• [GOAL]
Exactly as written, quote every line that follows, skipping the images.

• [DATA FOR THE TASK]
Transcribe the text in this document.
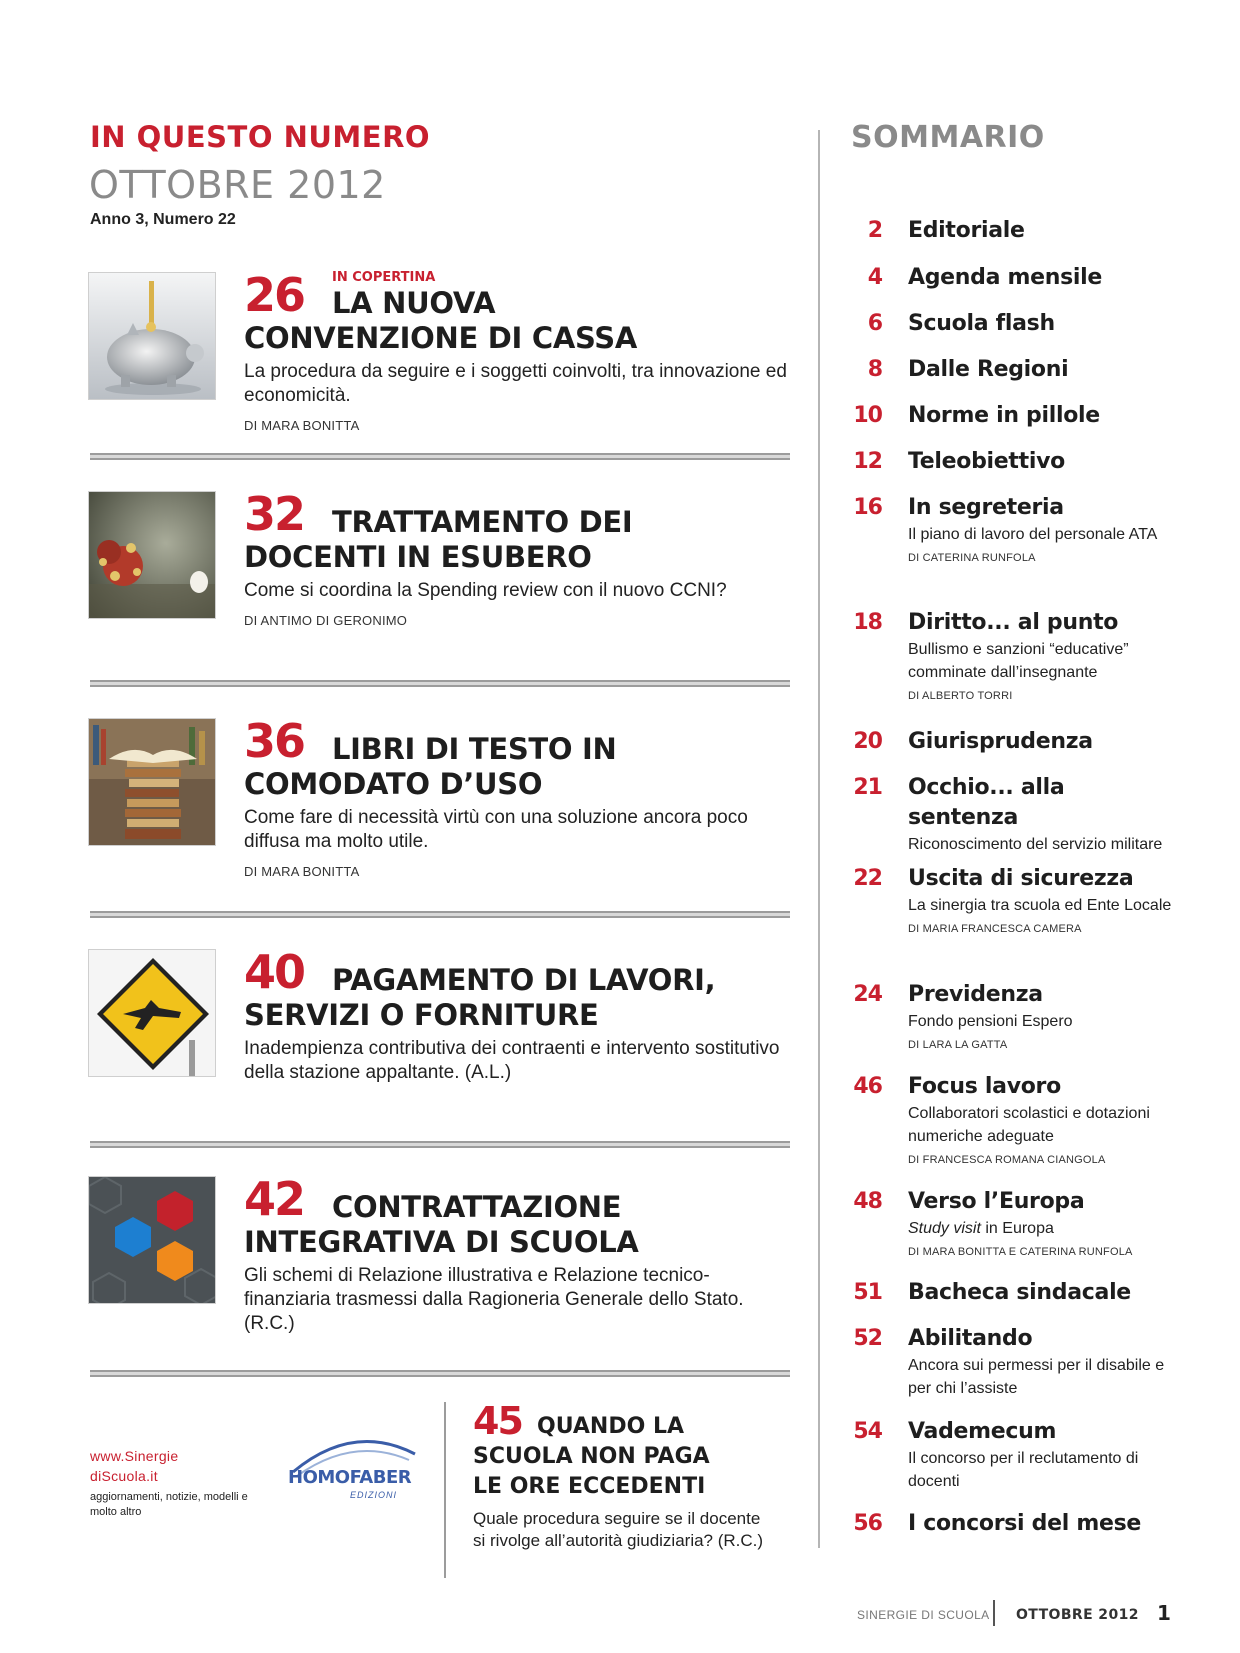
IN QUESTO NUMERO
OTTOBRE 2012
Anno 3, Numero 22
26 IN COPERTINA
LA NUOVA
CONVENZIONE DI CASSA
La procedura da seguire e i soggetti coinvolti, tra innovazione ed economicità.
DI MARA BONITTA
32 TRATTAMENTO DEI
DOCENTI IN ESUBERO
Come si coordina la Spending review con il nuovo CCNI?
DI ANTIMO DI GERONIMO
36 LIBRI DI TESTO IN
COMODATO D’USO
Come fare di necessità virtù con una soluzione ancora poco diffusa ma molto utile.
DI MARA BONITTA
40 PAGAMENTO DI LAVORI,
SERVIZI O FORNITURE
Inadempienza contributiva dei contraenti e intervento sostitutivo della stazione appaltante. (A.L.)
42 CONTRATTAZIONE
INTEGRATIVA DI SCUOLA
Gli schemi di Relazione illustrativa e Relazione tecnico-finanziaria trasmessi dalla Ragioneria Generale dello Stato. (R.C.)
www.Sinergie
diScuola.it
aggiornamenti, notizie, modelli e molto altro
HOMOFABER
EDIZIONI
45 QUANDO LA
SCUOLA NON PAGA
LE ORE ECCEDENTI
Quale procedura seguire se il docente si rivolge all’autorità giudiziaria? (R.C.)
SOMMARIO
2 Editoriale
4 Agenda mensile
6 Scuola flash
8 Dalle Regioni
10 Norme in pillole
12 Teleobiettivo
16 In segreteria
Il piano di lavoro del personale ATA
DI CATERINA RUNFOLA
18 Diritto... al punto
Bullismo e sanzioni “educative” comminate dall’insegnante
DI ALBERTO TORRI
20 Giurisprudenza
21 Occhio... alla sentenza
Riconoscimento del servizio militare
22 Uscita di sicurezza
La sinergia tra scuola ed Ente Locale
DI MARIA FRANCESCA CAMERA
24 Previdenza
Fondo pensioni Espero
DI LARA LA GATTA
46 Focus lavoro
Collaboratori scolastici e dotazioni numeriche adeguate
DI FRANCESCA ROMANA CIANGOLA
48 Verso l’Europa
Study visit in Europa
DI MARA BONITTA E CATERINA RUNFOLA
51 Bacheca sindacale
52 Abilitando
Ancora sui permessi per il disabile e per chi l’assiste
54 Vademecum
Il concorso per il reclutamento di docenti
56 I concorsi del mese
SINERGIE DI SCUOLA OTTOBRE 2012 1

• [REPLY]
Transcribe the text in this document.
IN QUESTO NUMERO
OTTOBRE 2012
Anno 3, Numero 22
26 IN COPERTINA
LA NUOVA
CONVENZIONE DI CASSA
La procedura da seguire e i soggetti coinvolti, tra innovazione ed economicità.
DI MARA BONITTA
32 TRATTAMENTO DEI
DOCENTI IN ESUBERO
Come si coordina la Spending review con il nuovo CCNI?
DI ANTIMO DI GERONIMO
36 LIBRI DI TESTO IN
COMODATO D’USO
Come fare di necessità virtù con una soluzione ancora poco diffusa ma molto utile.
DI MARA BONITTA
40 PAGAMENTO DI LAVORI,
SERVIZI O FORNITURE
Inadempienza contributiva dei contraenti e intervento sostitutivo della stazione appaltante. (A.L.)
42 CONTRATTAZIONE
INTEGRATIVA DI SCUOLA
Gli schemi di Relazione illustrativa e Relazione tecnico-finanziaria trasmessi dalla Ragioneria Generale dello Stato. (R.C.)
www.Sinergie
diScuola.it
aggiornamenti, notizie, modelli e molto altro
HOMOFABER
EDIZIONI
45 QUANDO LA
SCUOLA NON PAGA
LE ORE ECCEDENTI
Quale procedura seguire se il docente si rivolge all’autorità giudiziaria? (R.C.)
SOMMARIO
2 Editoriale
4 Agenda mensile
6 Scuola flash
8 Dalle Regioni
10 Norme in pillole
12 Teleobiettivo
16 In segreteria
Il piano di lavoro del personale ATA
DI CATERINA RUNFOLA
18 Diritto... al punto
Bullismo e sanzioni “educative” comminate dall’insegnante
DI ALBERTO TORRI
20 Giurisprudenza
21 Occhio... alla sentenza
Riconoscimento del servizio militare
22 Uscita di sicurezza
La sinergia tra scuola ed Ente Locale
DI MARIA FRANCESCA CAMERA
24 Previdenza
Fondo pensioni Espero
DI LARA LA GATTA
46 Focus lavoro
Collaboratori scolastici e dotazioni numeriche adeguate
DI FRANCESCA ROMANA CIANGOLA
48 Verso l’Europa
Study visit in Europa
DI MARA BONITTA E CATERINA RUNFOLA
51 Bacheca sindacale
52 Abilitando
Ancora sui permessi per il disabile e per chi l’assiste
54 Vademecum
Il concorso per il reclutamento di docenti
56 I concorsi del mese
SINERGIE DI SCUOLA OTTOBRE 2012 1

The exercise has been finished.